**SUPPLIED ENTRIES**:
"""

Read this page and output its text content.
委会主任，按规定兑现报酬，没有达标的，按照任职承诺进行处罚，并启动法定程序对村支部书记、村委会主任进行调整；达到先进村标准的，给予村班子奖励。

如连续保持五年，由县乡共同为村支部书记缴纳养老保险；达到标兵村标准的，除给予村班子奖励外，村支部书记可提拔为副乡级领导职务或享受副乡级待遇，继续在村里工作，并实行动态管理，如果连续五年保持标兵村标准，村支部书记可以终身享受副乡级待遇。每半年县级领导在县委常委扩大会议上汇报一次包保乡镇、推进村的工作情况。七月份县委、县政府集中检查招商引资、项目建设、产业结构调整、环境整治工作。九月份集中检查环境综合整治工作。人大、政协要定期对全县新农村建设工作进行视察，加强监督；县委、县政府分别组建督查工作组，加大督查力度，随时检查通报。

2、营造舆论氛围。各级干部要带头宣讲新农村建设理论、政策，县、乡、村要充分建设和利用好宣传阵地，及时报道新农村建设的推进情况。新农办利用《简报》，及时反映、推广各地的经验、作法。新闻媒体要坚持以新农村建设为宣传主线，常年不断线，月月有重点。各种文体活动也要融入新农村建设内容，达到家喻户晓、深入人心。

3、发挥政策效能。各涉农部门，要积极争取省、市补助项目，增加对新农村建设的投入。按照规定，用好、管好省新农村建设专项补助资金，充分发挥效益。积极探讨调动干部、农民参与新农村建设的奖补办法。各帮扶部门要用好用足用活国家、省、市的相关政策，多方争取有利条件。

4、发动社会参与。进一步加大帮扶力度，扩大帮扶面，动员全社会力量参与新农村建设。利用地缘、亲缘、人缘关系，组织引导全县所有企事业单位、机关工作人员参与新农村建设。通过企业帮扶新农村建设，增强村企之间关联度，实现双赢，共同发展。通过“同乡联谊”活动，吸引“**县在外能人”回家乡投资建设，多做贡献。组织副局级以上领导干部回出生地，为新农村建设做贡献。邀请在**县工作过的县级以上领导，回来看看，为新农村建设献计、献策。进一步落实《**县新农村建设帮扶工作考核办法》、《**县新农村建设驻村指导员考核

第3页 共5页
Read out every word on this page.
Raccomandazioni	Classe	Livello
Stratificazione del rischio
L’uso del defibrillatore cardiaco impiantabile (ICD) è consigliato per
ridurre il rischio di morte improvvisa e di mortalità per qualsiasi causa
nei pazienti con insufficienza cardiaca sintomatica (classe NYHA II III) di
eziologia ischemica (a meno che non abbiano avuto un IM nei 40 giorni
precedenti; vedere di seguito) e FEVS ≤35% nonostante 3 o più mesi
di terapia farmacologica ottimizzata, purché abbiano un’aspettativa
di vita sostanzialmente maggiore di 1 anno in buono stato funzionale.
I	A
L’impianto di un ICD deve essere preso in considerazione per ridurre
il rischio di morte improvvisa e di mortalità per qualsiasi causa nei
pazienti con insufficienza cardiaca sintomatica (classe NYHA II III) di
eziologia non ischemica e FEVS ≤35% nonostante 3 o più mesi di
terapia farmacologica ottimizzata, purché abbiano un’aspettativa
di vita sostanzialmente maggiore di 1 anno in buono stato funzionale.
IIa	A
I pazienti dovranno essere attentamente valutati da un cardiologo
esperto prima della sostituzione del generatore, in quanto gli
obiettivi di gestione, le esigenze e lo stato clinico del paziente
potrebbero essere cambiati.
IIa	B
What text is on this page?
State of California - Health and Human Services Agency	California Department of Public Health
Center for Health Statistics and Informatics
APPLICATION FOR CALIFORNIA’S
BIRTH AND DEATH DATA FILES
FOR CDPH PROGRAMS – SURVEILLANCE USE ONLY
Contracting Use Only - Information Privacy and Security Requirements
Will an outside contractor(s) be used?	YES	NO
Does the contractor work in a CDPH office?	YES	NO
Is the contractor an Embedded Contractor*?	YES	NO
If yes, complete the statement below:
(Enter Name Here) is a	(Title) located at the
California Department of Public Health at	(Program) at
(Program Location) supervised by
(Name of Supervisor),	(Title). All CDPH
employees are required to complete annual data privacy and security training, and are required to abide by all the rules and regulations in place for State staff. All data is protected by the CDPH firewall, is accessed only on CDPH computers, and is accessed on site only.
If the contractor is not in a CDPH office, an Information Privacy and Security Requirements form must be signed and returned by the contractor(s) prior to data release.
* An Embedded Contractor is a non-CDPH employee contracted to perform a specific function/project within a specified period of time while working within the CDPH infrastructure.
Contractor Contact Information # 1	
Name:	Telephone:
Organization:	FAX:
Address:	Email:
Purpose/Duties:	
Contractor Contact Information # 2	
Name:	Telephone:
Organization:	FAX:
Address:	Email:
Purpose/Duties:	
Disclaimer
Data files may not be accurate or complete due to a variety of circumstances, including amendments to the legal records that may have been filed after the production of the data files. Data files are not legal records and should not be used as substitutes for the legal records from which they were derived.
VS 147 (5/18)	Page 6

"""

**PROBLEM TO SOLVE**: Please give back all of the records exactly as written.

**EXERCISE RESPONSE**:
Read this page and output its text content.
委会主任，按规定兑现报酬，没有达标的，按照任职承诺进行处罚，并启动法定程序对村支部书记、村委会主任进行调整；达到先进村标准的，给予村班子奖励。

如连续保持五年，由县乡共同为村支部书记缴纳养老保险；达到标兵村标准的，除给予村班子奖励外，村支部书记可提拔为副乡级领导职务或享受副乡级待遇，继续在村里工作，并实行动态管理，如果连续五年保持标兵村标准，村支部书记可以终身享受副乡级待遇。每半年县级领导在县委常委扩大会议上汇报一次包保乡镇、推进村的工作情况。七月份县委、县政府集中检查招商引资、项目建设、产业结构调整、环境整治工作。九月份集中检查环境综合整治工作。人大、政协要定期对全县新农村建设工作进行视察，加强监督；县委、县政府分别组建督查工作组，加大督查力度，随时检查通报。

2、营造舆论氛围。各级干部要带头宣讲新农村建设理论、政策，县、乡、村要充分建设和利用好宣传阵地，及时报道新农村建设的推进情况。新农办利用《简报》，及时反映、推广各地的经验、作法。新闻媒体要坚持以新农村建设为宣传主线，常年不断线，月月有重点。各种文体活动也要融入新农村建设内容，达到家喻户晓、深入人心。

3、发挥政策效能。各涉农部门，要积极争取省、市补助项目，增加对新农村建设的投入。按照规定，用好、管好省新农村建设专项补助资金，充分发挥效益。积极探讨调动干部、农民参与新农村建设的奖补办法。各帮扶部门要用好用足用活国家、省、市的相关政策，多方争取有利条件。

4、发动社会参与。进一步加大帮扶力度，扩大帮扶面，动员全社会力量参与新农村建设。利用地缘、亲缘、人缘关系，组织引导全县所有企事业单位、机关工作人员参与新农村建设。通过企业帮扶新农村建设，增强村企之间关联度，实现双赢，共同发展。通过“同乡联谊”活动，吸引“**县在外能人”回家乡投资建设，多做贡献。组织副局级以上领导干部回出生地，为新农村建设做贡献。邀请在**县工作过的县级以上领导，回来看看，为新农村建设献计、献策。进一步落实《**县新农村建设帮扶工作考核办法》、《**县新农村建设驻村指导员考核

第3页 共5页
Read out every word on this page.
Raccomandazioni	Classe	Livello
Stratificazione del rischio
L’uso del defibrillatore cardiaco impiantabile (ICD) è consigliato per
ridurre il rischio di morte improvvisa e di mortalità per qualsiasi causa
nei pazienti con insufficienza cardiaca sintomatica (classe NYHA II III) di
eziologia ischemica (a meno che non abbiano avuto un IM nei 40 giorni
precedenti; vedere di seguito) e FEVS ≤35% nonostante 3 o più mesi
di terapia farmacologica ottimizzata, purché abbiano un’aspettativa
di vita sostanzialmente maggiore di 1 anno in buono stato funzionale.
I	A
L’impianto di un ICD deve essere preso in considerazione per ridurre
il rischio di morte improvvisa e di mortalità per qualsiasi causa nei
pazienti con insufficienza cardiaca sintomatica (classe NYHA II III) di
eziologia non ischemica e FEVS ≤35% nonostante 3 o più mesi di
terapia farmacologica ottimizzata, purché abbiano un’aspettativa
di vita sostanzialmente maggiore di 1 anno in buono stato funzionale.
IIa	A
I pazienti dovranno essere attentamente valutati da un cardiologo
esperto prima della sostituzione del generatore, in quanto gli
obiettivi di gestione, le esigenze e lo stato clinico del paziente
potrebbero essere cambiati.
IIa	B
What text is on this page?
State of California - Health and Human Services Agency	California Department of Public Health
Center for Health Statistics and Informatics
APPLICATION FOR CALIFORNIA’S
BIRTH AND DEATH DATA FILES
FOR CDPH PROGRAMS – SURVEILLANCE USE ONLY
Contracting Use Only - Information Privacy and Security Requirements
Will an outside contractor(s) be used?	YES	NO
Does the contractor work in a CDPH office?	YES	NO
Is the contractor an Embedded Contractor*?	YES	NO
If yes, complete the statement below:
(Enter Name Here) is a	(Title) located at the
California Department of Public Health at	(Program) at
(Program Location) supervised by
(Name of Supervisor),	(Title). All CDPH
employees are required to complete annual data privacy and security training, and are required to abide by all the rules and regulations in place for State staff. All data is protected by the CDPH firewall, is accessed only on CDPH computers, and is accessed on site only.
If the contractor is not in a CDPH office, an Information Privacy and Security Requirements form must be signed and returned by the contractor(s) prior to data release.
* An Embedded Contractor is a non-CDPH employee contracted to perform a specific function/project within a specified period of time while working within the CDPH infrastructure.
Contractor Contact Information # 1	
Name:	Telephone:
Organization:	FAX:
Address:	Email:
Purpose/Duties:	
Contractor Contact Information # 2	
Name:	Telephone:
Organization:	FAX:
Address:	Email:
Purpose/Duties:	
Disclaimer
Data files may not be accurate or complete due to a variety of circumstances, including amendments to the legal records that may have been filed after the production of the data files. Data files are not legal records and should not be used as substitutes for the legal records from which they were derived.
VS 147 (5/18)	Page 6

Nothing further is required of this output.